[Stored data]
⟨

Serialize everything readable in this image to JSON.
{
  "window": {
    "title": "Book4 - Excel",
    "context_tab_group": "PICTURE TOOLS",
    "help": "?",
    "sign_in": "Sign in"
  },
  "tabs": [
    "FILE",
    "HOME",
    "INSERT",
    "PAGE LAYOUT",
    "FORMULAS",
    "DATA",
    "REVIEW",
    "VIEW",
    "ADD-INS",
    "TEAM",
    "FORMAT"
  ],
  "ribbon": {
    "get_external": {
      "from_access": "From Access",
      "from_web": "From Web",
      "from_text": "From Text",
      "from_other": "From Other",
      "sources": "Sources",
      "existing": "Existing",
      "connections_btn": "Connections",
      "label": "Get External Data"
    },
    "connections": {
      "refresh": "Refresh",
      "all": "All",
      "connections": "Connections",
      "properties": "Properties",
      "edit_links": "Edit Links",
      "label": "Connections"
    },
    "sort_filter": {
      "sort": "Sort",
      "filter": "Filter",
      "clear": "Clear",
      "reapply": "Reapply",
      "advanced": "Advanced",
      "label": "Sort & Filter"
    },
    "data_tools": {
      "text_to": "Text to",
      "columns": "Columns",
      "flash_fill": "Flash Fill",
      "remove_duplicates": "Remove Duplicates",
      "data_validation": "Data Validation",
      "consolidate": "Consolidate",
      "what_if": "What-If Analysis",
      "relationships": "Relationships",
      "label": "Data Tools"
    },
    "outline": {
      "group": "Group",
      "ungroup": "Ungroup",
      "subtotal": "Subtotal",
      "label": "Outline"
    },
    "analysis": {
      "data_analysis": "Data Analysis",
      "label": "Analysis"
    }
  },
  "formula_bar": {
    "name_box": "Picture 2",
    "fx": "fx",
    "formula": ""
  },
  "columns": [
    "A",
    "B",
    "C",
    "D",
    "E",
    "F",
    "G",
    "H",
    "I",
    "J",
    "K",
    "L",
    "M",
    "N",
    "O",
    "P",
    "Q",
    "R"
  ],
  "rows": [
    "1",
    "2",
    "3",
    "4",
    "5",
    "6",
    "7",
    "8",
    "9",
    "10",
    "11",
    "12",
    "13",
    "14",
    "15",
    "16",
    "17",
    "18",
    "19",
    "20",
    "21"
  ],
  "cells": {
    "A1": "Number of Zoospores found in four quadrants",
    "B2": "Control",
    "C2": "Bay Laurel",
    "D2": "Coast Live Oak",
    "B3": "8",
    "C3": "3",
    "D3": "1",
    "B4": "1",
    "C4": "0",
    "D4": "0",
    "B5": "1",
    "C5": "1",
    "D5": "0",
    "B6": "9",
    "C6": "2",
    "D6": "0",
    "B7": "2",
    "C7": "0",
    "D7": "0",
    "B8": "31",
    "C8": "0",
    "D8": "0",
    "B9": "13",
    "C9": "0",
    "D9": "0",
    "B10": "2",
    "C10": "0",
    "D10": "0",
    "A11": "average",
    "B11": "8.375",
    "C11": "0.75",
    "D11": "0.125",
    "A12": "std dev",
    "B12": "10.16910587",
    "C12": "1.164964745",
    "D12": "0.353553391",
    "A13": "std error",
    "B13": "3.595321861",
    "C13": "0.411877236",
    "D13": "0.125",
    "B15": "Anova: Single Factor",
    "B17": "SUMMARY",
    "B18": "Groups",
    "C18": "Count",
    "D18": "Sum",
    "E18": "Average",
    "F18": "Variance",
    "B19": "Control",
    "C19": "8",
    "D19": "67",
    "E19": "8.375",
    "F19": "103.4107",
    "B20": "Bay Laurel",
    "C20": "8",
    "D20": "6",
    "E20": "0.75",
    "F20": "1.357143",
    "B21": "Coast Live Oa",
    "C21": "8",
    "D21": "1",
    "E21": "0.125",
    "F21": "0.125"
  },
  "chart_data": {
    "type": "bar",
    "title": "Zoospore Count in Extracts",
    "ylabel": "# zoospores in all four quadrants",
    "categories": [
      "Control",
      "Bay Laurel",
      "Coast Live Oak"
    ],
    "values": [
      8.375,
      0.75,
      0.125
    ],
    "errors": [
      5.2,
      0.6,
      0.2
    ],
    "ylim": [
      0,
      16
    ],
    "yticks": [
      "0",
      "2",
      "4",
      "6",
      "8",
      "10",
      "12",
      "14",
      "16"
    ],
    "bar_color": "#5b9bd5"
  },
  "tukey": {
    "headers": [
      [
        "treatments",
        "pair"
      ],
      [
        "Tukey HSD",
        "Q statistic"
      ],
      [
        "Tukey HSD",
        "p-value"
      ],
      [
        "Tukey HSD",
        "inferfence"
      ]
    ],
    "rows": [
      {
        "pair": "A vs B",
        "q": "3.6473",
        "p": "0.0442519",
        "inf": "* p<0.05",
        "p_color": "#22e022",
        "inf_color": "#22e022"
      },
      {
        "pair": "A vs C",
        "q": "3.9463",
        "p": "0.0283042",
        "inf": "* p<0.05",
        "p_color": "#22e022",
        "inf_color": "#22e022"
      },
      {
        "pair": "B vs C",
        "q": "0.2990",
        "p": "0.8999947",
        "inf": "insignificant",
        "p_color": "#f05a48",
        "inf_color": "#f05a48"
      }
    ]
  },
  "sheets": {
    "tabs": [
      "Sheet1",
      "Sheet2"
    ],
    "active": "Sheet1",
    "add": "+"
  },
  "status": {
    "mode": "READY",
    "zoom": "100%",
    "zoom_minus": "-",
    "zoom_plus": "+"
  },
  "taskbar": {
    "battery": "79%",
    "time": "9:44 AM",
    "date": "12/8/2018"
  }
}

⟩

What is required: Word for word, write out all of the data above.

Solution below:
Serialize everything readable in this image to JSON.
{
  "window": {
    "title": "Book4 - Excel",
    "context_tab_group": "PICTURE TOOLS",
    "help": "?",
    "sign_in": "Sign in"
  },
  "tabs": [
    "FILE",
    "HOME",
    "INSERT",
    "PAGE LAYOUT",
    "FORMULAS",
    "DATA",
    "REVIEW",
    "VIEW",
    "ADD-INS",
    "TEAM",
    "FORMAT"
  ],
  "ribbon": {
    "get_external": {
      "from_access": "From Access",
      "from_web": "From Web",
      "from_text": "From Text",
      "from_other": "From Other",
      "sources": "Sources",
      "existing": "Existing",
      "connections_btn": "Connections",
      "label": "Get External Data"
    },
    "connections": {
      "refresh": "Refresh",
      "all": "All",
      "connections": "Connections",
      "properties": "Properties",
      "edit_links": "Edit Links",
      "label": "Connections"
    },
    "sort_filter": {
      "sort": "Sort",
      "filter": "Filter",
      "clear": "Clear",
      "reapply": "Reapply",
      "advanced": "Advanced",
      "label": "Sort & Filter"
    },
    "data_tools": {
      "text_to": "Text to",
      "columns": "Columns",
      "flash_fill": "Flash Fill",
      "remove_duplicates": "Remove Duplicates",
      "data_validation": "Data Validation",
      "consolidate": "Consolidate",
      "what_if": "What-If Analysis",
      "relationships": "Relationships",
      "label": "Data Tools"
    },
    "outline": {
      "group": "Group",
      "ungroup": "Ungroup",
      "subtotal": "Subtotal",
      "label": "Outline"
    },
    "analysis": {
      "data_analysis": "Data Analysis",
      "label": "Analysis"
    }
  },
  "formula_bar": {
    "name_box": "Picture 2",
    "fx": "fx",
    "formula": ""
  },
  "columns": [
    "A",
    "B",
    "C",
    "D",
    "E",
    "F",
    "G",
    "H",
    "I",
    "J",
    "K",
    "L",
    "M",
    "N",
    "O",
    "P",
    "Q",
    "R"
  ],
  "rows": [
    "1",
    "2",
    "3",
    "4",
    "5",
    "6",
    "7",
    "8",
    "9",
    "10",
    "11",
    "12",
    "13",
    "14",
    "15",
    "16",
    "17",
    "18",
    "19",
    "20",
    "21"
  ],
  "cells": {
    "A1": "Number of Zoospores found in four quadrants",
    "B2": "Control",
    "C2": "Bay Laurel",
    "D2": "Coast Live Oak",
    "B3": "8",
    "C3": "3",
    "D3": "1",
    "B4": "1",
    "C4": "0",
    "D4": "0",
    "B5": "1",
    "C5": "1",
    "D5": "0",
    "B6": "9",
    "C6": "2",
    "D6": "0",
    "B7": "2",
    "C7": "0",
    "D7": "0",
    "B8": "31",
    "C8": "0",
    "D8": "0",
    "B9": "13",
    "C9": "0",
    "D9": "0",
    "B10": "2",
    "C10": "0",
    "D10": "0",
    "A11": "average",
    "B11": "8.375",
    "C11": "0.75",
    "D11": "0.125",
    "A12": "std dev",
    "B12": "10.16910587",
    "C12": "1.164964745",
    "D12": "0.353553391",
    "A13": "std error",
    "B13": "3.595321861",
    "C13": "0.411877236",
    "D13": "0.125",
    "B15": "Anova: Single Factor",
    "B17": "SUMMARY",
    "B18": "Groups",
    "C18": "Count",
    "D18": "Sum",
    "E18": "Average",
    "F18": "Variance",
    "B19": "Control",
    "C19": "8",
    "D19": "67",
    "E19": "8.375",
    "F19": "103.4107",
    "B20": "Bay Laurel",
    "C20": "8",
    "D20": "6",
    "E20": "0.75",
    "F20": "1.357143",
    "B21": "Coast Live Oa",
    "C21": "8",
    "D21": "1",
    "E21": "0.125",
    "F21": "0.125"
  },
  "chart_data": {
    "type": "bar",
    "title": "Zoospore Count in Extracts",
    "ylabel": "# zoospores in all four quadrants",
    "categories": [
      "Control",
      "Bay Laurel",
      "Coast Live Oak"
    ],
    "values": [
      8.375,
      0.75,
      0.125
    ],
    "errors": [
      5.2,
      0.6,
      0.2
    ],
    "ylim": [
      0,
      16
    ],
    "yticks": [
      "0",
      "2",
      "4",
      "6",
      "8",
      "10",
      "12",
      "14",
      "16"
    ],
    "bar_color": "#5b9bd5"
  },
  "tukey": {
    "headers": [
      [
        "treatments",
        "pair"
      ],
      [
        "Tukey HSD",
        "Q statistic"
      ],
      [
        "Tukey HSD",
        "p-value"
      ],
      [
        "Tukey HSD",
        "inferfence"
      ]
    ],
    "rows": [
      {
        "pair": "A vs B",
        "q": "3.6473",
        "p": "0.0442519",
        "inf": "* p<0.05",
        "p_color": "#22e022",
        "inf_color": "#22e022"
      },
      {
        "pair": "A vs C",
        "q": "3.9463",
        "p": "0.0283042",
        "inf": "* p<0.05",
        "p_color": "#22e022",
        "inf_color": "#22e022"
      },
      {
        "pair": "B vs C",
        "q": "0.2990",
        "p": "0.8999947",
        "inf": "insignificant",
        "p_color": "#f05a48",
        "inf_color": "#f05a48"
      }
    ]
  },
  "sheets": {
    "tabs": [
      "Sheet1",
      "Sheet2"
    ],
    "active": "Sheet1",
    "add": "+"
  },
  "status": {
    "mode": "READY",
    "zoom": "100%",
    "zoom_minus": "-",
    "zoom_plus": "+"
  },
  "taskbar": {
    "battery": "79%",
    "time": "9:44 AM",
    "date": "12/8/2018"
  }
}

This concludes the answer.